**PROVIDED RECORDS**
[Begin]

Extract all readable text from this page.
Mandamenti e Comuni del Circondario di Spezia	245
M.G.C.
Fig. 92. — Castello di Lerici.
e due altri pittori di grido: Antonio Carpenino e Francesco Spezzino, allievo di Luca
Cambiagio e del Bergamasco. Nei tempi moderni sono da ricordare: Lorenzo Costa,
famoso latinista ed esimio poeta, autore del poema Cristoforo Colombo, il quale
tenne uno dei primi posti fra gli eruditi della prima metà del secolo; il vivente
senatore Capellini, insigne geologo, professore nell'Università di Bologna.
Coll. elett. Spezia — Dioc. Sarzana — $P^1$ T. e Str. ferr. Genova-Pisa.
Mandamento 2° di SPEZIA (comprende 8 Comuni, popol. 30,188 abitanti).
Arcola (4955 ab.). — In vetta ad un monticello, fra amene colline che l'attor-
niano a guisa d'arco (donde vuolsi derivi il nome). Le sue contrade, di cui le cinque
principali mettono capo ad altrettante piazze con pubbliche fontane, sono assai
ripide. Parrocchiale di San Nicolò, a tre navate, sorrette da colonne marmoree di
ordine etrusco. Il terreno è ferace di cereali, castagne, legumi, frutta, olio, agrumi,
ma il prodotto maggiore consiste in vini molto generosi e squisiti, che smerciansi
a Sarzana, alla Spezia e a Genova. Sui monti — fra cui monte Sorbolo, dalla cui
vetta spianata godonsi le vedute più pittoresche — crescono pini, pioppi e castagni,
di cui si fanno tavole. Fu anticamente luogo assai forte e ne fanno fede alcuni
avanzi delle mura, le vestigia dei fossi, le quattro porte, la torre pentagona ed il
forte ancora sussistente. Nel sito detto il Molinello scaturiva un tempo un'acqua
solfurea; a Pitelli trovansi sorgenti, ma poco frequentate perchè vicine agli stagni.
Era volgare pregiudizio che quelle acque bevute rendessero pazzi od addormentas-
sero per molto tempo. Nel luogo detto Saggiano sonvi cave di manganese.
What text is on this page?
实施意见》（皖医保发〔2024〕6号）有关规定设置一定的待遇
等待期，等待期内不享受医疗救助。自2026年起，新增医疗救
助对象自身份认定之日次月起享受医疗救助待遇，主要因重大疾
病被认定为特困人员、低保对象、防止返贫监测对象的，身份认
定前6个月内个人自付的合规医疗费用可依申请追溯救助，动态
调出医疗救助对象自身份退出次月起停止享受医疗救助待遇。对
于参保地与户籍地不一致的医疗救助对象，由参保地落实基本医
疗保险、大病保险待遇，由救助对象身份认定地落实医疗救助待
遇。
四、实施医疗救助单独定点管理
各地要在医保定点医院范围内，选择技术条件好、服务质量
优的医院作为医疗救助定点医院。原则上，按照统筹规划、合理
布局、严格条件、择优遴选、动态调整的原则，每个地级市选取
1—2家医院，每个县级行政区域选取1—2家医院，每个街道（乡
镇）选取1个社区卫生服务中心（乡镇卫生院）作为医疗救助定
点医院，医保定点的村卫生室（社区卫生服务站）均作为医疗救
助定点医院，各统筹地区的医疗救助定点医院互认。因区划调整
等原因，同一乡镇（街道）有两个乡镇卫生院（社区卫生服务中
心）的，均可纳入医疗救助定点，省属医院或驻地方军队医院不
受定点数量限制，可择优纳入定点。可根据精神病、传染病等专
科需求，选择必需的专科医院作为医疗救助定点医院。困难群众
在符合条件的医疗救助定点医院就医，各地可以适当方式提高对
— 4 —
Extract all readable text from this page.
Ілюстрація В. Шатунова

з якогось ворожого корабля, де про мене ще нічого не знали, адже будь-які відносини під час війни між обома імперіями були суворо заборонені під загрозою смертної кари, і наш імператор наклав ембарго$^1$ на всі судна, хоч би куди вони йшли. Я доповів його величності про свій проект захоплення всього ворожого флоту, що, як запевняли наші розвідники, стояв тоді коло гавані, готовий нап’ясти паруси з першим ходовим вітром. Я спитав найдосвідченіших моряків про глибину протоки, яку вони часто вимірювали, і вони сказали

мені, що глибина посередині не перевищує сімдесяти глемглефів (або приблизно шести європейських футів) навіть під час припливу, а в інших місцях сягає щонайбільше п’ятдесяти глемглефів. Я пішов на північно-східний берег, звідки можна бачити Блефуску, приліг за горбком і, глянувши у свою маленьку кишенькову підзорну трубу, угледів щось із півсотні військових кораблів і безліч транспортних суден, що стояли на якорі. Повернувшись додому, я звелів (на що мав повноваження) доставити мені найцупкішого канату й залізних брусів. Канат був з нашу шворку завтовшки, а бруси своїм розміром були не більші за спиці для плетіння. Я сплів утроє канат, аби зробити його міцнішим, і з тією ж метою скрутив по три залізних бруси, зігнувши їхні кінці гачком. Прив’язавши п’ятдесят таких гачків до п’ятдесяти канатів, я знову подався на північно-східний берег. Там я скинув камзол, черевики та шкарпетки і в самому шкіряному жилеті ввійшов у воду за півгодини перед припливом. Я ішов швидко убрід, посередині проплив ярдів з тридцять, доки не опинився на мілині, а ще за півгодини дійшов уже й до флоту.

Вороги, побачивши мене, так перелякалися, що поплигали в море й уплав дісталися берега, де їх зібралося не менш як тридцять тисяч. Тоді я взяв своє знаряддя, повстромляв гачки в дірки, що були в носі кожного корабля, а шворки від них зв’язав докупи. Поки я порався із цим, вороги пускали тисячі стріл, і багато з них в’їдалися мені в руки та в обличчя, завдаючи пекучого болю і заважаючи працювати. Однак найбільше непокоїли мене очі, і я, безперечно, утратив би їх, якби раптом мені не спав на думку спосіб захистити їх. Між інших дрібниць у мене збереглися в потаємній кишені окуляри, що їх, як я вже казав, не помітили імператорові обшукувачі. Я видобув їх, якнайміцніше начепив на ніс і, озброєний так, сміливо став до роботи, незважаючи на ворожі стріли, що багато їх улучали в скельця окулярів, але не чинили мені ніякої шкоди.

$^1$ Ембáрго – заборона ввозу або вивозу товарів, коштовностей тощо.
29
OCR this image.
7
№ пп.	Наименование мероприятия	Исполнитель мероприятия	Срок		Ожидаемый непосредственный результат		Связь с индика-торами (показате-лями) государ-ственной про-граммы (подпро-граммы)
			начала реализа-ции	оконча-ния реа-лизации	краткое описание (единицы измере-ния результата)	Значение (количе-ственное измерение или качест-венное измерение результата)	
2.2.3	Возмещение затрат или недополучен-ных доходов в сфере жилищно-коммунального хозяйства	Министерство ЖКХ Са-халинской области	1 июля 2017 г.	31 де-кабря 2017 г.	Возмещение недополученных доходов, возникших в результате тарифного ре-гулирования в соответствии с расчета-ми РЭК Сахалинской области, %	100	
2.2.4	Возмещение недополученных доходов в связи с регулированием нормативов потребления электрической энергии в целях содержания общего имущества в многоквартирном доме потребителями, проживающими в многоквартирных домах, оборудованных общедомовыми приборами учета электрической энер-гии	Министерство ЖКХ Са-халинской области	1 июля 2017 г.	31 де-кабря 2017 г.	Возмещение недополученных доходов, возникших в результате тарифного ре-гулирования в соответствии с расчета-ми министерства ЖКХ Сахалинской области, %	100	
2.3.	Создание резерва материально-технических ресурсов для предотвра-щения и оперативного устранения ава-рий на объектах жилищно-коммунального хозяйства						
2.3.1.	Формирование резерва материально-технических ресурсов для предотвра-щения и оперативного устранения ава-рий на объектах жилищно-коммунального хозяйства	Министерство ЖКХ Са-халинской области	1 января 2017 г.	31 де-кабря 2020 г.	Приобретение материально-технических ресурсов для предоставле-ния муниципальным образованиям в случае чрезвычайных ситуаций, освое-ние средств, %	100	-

[End]

**SHORT EXERCISE**
Copy all lines from the material that hold "luogo".

**FINISHED EXERCISE**
di cui si fanno tavole. Fu anticamente luogo assai forte e ne fanno fede alcuni
sero per molto tempo. Nel luogo detto Saggiano sonvi cave di manganese.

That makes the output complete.